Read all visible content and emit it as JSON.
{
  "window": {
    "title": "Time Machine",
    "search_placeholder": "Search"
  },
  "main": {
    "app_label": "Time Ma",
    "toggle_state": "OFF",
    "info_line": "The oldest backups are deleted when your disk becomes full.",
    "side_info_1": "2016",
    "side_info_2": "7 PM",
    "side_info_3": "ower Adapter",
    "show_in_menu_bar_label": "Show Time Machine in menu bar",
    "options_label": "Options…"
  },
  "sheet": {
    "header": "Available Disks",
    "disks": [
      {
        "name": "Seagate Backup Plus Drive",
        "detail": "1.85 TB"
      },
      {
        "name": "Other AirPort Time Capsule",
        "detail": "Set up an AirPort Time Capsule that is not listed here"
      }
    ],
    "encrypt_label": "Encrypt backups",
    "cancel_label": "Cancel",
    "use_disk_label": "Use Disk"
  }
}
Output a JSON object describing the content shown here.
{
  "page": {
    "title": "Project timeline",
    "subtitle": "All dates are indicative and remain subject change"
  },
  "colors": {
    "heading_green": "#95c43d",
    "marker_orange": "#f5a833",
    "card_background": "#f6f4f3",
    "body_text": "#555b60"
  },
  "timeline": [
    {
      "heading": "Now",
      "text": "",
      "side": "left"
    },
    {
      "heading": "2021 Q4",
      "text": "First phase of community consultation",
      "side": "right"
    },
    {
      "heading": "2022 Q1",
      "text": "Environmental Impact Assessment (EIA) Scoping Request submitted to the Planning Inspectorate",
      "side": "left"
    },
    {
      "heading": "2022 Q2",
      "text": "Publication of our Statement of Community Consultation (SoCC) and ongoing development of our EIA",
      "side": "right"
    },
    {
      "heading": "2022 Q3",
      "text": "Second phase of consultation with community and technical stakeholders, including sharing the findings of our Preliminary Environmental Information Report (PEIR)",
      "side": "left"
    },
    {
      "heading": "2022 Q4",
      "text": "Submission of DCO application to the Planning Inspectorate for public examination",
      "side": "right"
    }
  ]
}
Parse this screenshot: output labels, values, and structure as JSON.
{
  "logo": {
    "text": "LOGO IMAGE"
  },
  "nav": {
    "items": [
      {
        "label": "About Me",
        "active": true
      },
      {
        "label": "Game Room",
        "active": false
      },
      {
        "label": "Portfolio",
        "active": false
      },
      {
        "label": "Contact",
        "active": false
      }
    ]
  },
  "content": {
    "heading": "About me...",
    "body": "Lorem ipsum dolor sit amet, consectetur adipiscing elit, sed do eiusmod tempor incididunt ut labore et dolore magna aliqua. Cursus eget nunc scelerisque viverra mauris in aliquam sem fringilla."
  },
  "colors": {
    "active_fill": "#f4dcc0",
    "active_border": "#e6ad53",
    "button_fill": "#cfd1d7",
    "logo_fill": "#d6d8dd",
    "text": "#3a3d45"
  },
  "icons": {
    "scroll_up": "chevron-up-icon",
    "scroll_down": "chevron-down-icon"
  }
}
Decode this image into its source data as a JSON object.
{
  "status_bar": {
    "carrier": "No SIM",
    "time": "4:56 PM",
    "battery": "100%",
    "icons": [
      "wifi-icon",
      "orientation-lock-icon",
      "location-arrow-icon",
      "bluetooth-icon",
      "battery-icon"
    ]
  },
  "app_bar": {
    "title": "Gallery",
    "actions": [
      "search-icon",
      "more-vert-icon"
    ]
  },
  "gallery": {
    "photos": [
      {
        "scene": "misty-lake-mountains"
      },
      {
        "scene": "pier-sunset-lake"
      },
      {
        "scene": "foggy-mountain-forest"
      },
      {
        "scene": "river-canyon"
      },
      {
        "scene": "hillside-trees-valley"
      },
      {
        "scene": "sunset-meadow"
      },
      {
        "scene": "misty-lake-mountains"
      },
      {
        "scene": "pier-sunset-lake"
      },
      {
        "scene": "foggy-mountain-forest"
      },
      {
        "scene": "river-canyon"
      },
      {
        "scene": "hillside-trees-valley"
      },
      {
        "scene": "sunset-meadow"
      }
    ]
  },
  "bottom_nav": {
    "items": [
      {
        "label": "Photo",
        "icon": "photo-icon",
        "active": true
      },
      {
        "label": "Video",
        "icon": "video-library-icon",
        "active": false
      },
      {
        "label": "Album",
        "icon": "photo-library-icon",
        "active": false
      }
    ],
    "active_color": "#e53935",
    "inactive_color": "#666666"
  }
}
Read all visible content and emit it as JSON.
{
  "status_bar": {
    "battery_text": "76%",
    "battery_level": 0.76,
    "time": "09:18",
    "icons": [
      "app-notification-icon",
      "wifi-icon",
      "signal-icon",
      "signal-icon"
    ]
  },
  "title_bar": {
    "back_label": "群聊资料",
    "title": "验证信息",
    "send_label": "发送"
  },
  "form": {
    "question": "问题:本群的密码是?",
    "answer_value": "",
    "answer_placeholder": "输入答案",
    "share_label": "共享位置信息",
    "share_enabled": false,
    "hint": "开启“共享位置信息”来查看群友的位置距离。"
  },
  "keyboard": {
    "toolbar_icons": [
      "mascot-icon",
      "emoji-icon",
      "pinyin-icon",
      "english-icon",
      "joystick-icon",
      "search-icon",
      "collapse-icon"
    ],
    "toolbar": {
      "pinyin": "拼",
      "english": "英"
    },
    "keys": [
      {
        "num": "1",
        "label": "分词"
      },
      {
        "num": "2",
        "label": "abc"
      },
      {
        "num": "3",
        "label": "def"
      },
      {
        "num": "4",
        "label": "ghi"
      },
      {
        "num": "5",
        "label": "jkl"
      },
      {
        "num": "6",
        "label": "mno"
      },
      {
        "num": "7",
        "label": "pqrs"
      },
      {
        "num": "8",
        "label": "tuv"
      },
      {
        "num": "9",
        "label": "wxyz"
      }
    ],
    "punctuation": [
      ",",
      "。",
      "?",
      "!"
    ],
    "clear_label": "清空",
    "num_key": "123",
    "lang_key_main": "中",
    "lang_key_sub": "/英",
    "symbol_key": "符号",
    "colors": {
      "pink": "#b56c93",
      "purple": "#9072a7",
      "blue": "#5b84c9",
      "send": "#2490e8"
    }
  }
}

- Exercise requirements:
State how many lines of the records above contain the word "chevron", and give only that number.

- Answer below:
2